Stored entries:
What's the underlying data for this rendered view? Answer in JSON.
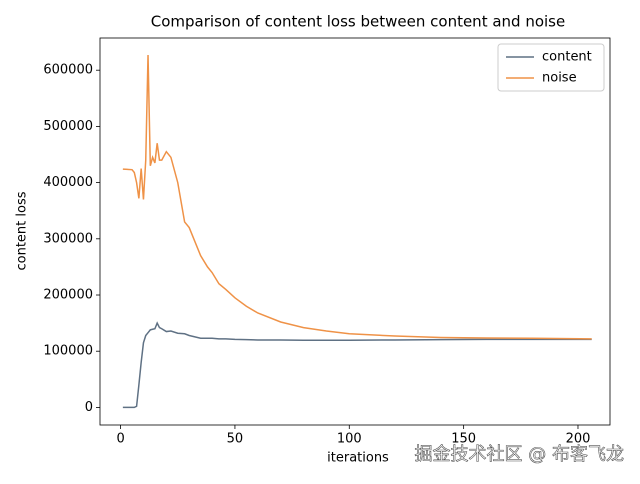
{
  "chart_data": {
    "type": "line",
    "title": "Comparison of content loss between content and noise",
    "x_label": "iterations",
    "y_label": "content loss",
    "x": [
      1,
      5,
      6,
      7,
      8,
      9,
      10,
      11,
      12,
      13,
      14,
      15,
      16,
      17,
      18,
      20,
      22,
      25,
      28,
      30,
      35,
      38,
      40,
      43,
      46,
      50,
      55,
      60,
      70,
      80,
      90,
      100,
      120,
      140,
      160,
      180,
      206
    ],
    "series": [
      {
        "name": "content",
        "color": "#5f7184",
        "values": [
          0,
          0,
          0,
          2000,
          40000,
          80000,
          115000,
          128000,
          133000,
          138000,
          139000,
          140000,
          150000,
          142000,
          140000,
          135000,
          136000,
          132000,
          131000,
          128000,
          123000,
          123000,
          123000,
          122000,
          122000,
          121000,
          120500,
          120000,
          120000,
          119500,
          119500,
          119500,
          120000,
          120500,
          121000,
          121000,
          121000
        ]
      },
      {
        "name": "noise",
        "color": "#ef9247",
        "values": [
          424000,
          423000,
          418000,
          400000,
          372000,
          425000,
          370000,
          440000,
          627000,
          430000,
          445000,
          435000,
          470000,
          440000,
          440000,
          455000,
          445000,
          400000,
          330000,
          320000,
          270000,
          250000,
          240000,
          220000,
          210000,
          195000,
          180000,
          168000,
          152000,
          142000,
          136000,
          131000,
          127000,
          124500,
          123500,
          123000,
          122000
        ]
      }
    ],
    "xlim": [
      -9,
      214
    ],
    "ylim": [
      -31300,
      657300
    ],
    "xticks": [
      0,
      50,
      100,
      150,
      200
    ],
    "yticks": [
      0,
      100000,
      200000,
      300000,
      400000,
      500000,
      600000
    ],
    "legend": "upper right",
    "watermark": "掘金技术社区 @ 布客飞龙"
  }
}
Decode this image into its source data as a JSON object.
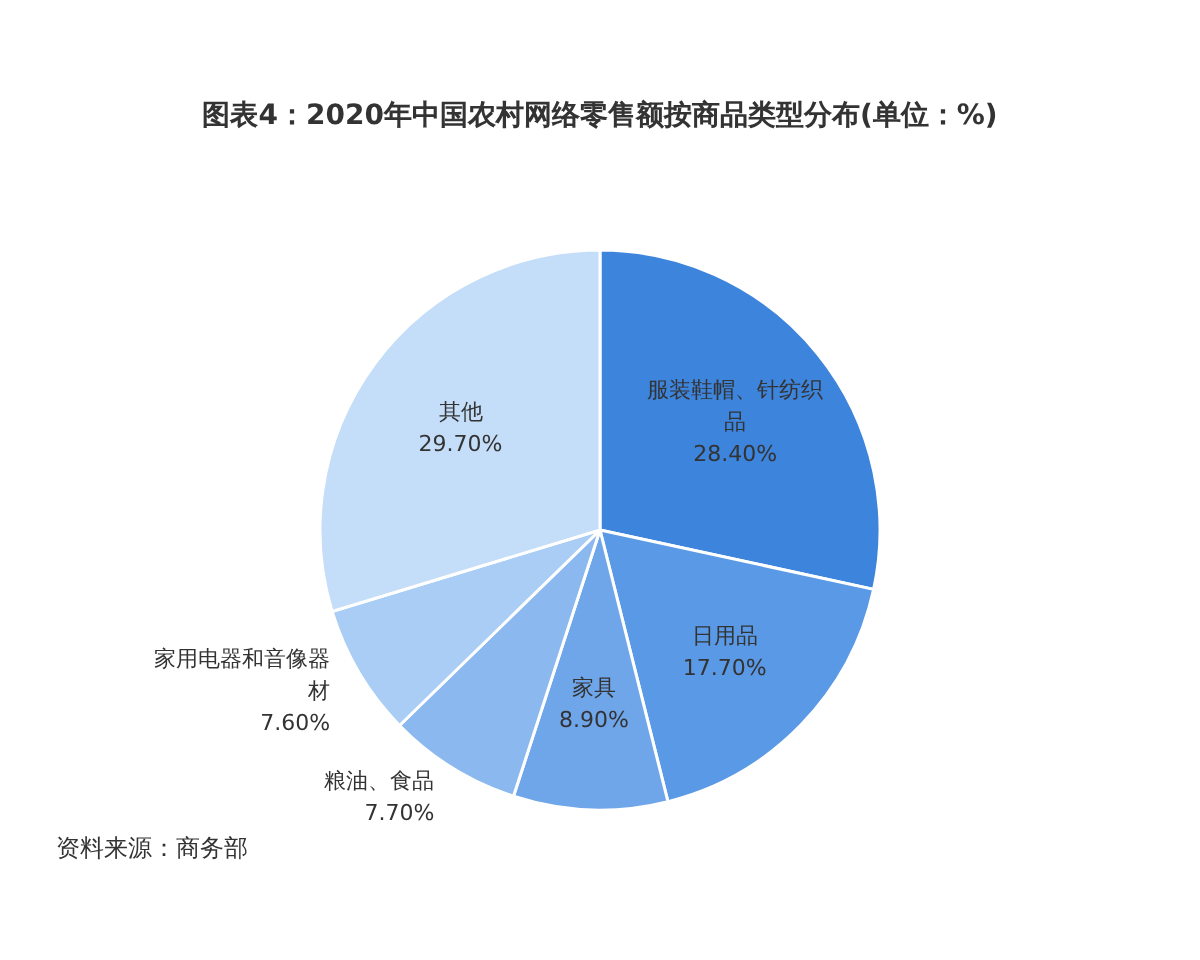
{
  "chart_data": {
    "type": "pie",
    "title": "图表4：2020年中国农村网络零售额按商品类型分布(单位：%)",
    "categories": [
      "服装鞋帽、针纺织品",
      "日用品",
      "家具",
      "粮油、食品",
      "家用电器和音像器材",
      "其他"
    ],
    "values": [
      28.4,
      17.7,
      8.9,
      7.7,
      7.6,
      29.7
    ],
    "colors": [
      "#3d84dc",
      "#5a99e5",
      "#6fa6ea",
      "#8bb9ef",
      "#a9cdf4",
      "#c4ddf8"
    ],
    "value_labels": [
      "28.40%",
      "17.70%",
      "8.90%",
      "7.70%",
      "7.60%",
      "29.70%"
    ],
    "annotations": [
      "资料来源：商务部"
    ]
  }
}
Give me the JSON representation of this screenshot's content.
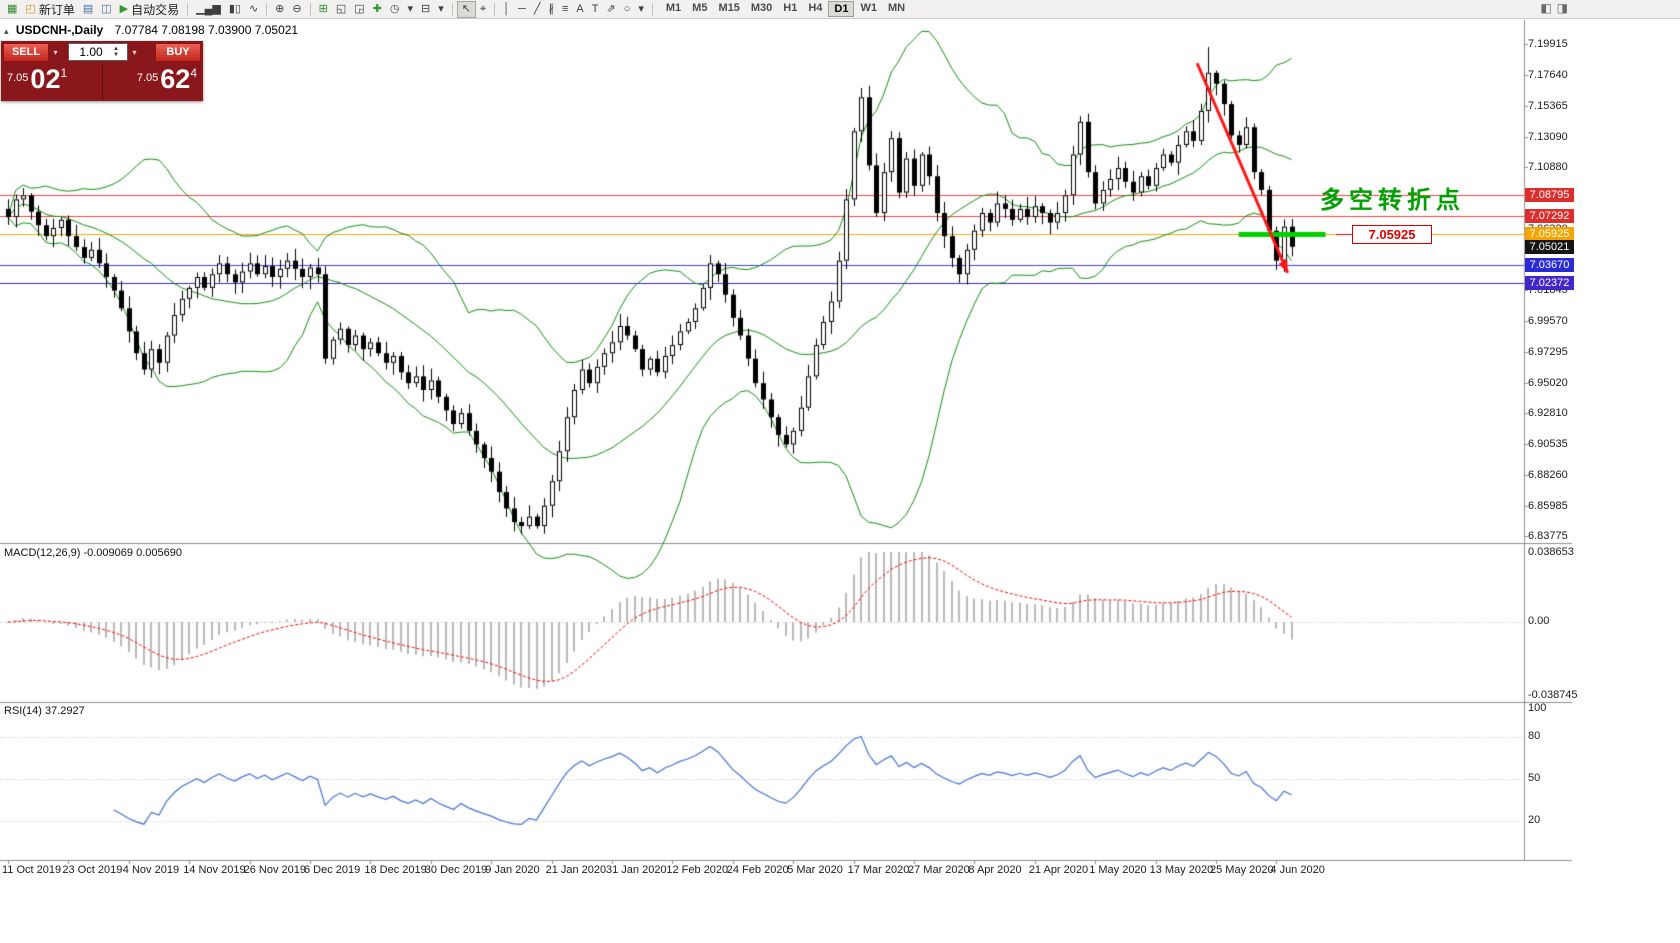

--- Requirements ---
Your copy of the data above should match it exactly, except that pictures are left out.

--- Result ---
What's the underlying data for this rendered view? Answer in JSON.
{
  "chart_data": {
    "type": "line",
    "title": "Comparison of content loss between content and noise",
    "x_label": "iterations",
    "y_label": "content loss",
    "x": [
      1,
      5,
      6,
      7,
      8,
      9,
      10,
      11,
      12,
      13,
      14,
      15,
      16,
      17,
      18,
      20,
      22,
      25,
      28,
      30,
      35,
      38,
      40,
      43,
      46,
      50,
      55,
      60,
      70,
      80,
      90,
      100,
      120,
      140,
      160,
      180,
      206
    ],
    "series": [
      {
        "name": "content",
        "color": "#5f7184",
        "values": [
          0,
          0,
          0,
          2000,
          40000,
          80000,
          115000,
          128000,
          133000,
          138000,
          139000,
          140000,
          150000,
          142000,
          140000,
          135000,
          136000,
          132000,
          131000,
          128000,
          123000,
          123000,
          123000,
          122000,
          122000,
          121000,
          120500,
          120000,
          120000,
          119500,
          119500,
          119500,
          120000,
          120500,
          121000,
          121000,
          121000
        ]
      },
      {
        "name": "noise",
        "color": "#ef9247",
        "values": [
          424000,
          423000,
          418000,
          400000,
          372000,
          425000,
          370000,
          440000,
          627000,
          430000,
          445000,
          435000,
          470000,
          440000,
          440000,
          455000,
          445000,
          400000,
          330000,
          320000,
          270000,
          250000,
          240000,
          220000,
          210000,
          195000,
          180000,
          168000,
          152000,
          142000,
          136000,
          131000,
          127000,
          124500,
          123500,
          123000,
          122000
        ]
      }
    ],
    "xlim": [
      -9,
      214
    ],
    "ylim": [
      -31300,
      657300
    ],
    "xticks": [
      0,
      50,
      100,
      150,
      200
    ],
    "yticks": [
      0,
      100000,
      200000,
      300000,
      400000,
      500000,
      600000
    ],
    "legend": "upper right",
    "watermark": "掘金技术社区 @ 布客飞龙"
  }
}
Decode this image into its source data as a JSON object.
{
  "chart_data": {
    "type": "pie",
    "title": "图表4：2020年中国农村网络零售额按商品类型分布(单位：%)",
    "categories": [
      "服装鞋帽、针纺织品",
      "日用品",
      "家具",
      "粮油、食品",
      "家用电器和音像器材",
      "其他"
    ],
    "values": [
      28.4,
      17.7,
      8.9,
      7.7,
      7.6,
      29.7
    ],
    "colors": [
      "#3d84dc",
      "#5a99e5",
      "#6fa6ea",
      "#8bb9ef",
      "#a9cdf4",
      "#c4ddf8"
    ],
    "value_labels": [
      "28.40%",
      "17.70%",
      "8.90%",
      "7.70%",
      "7.60%",
      "29.70%"
    ],
    "annotations": [
      "资料来源：商务部"
    ]
  }
}
Give me the JSON representation of this screenshot's content.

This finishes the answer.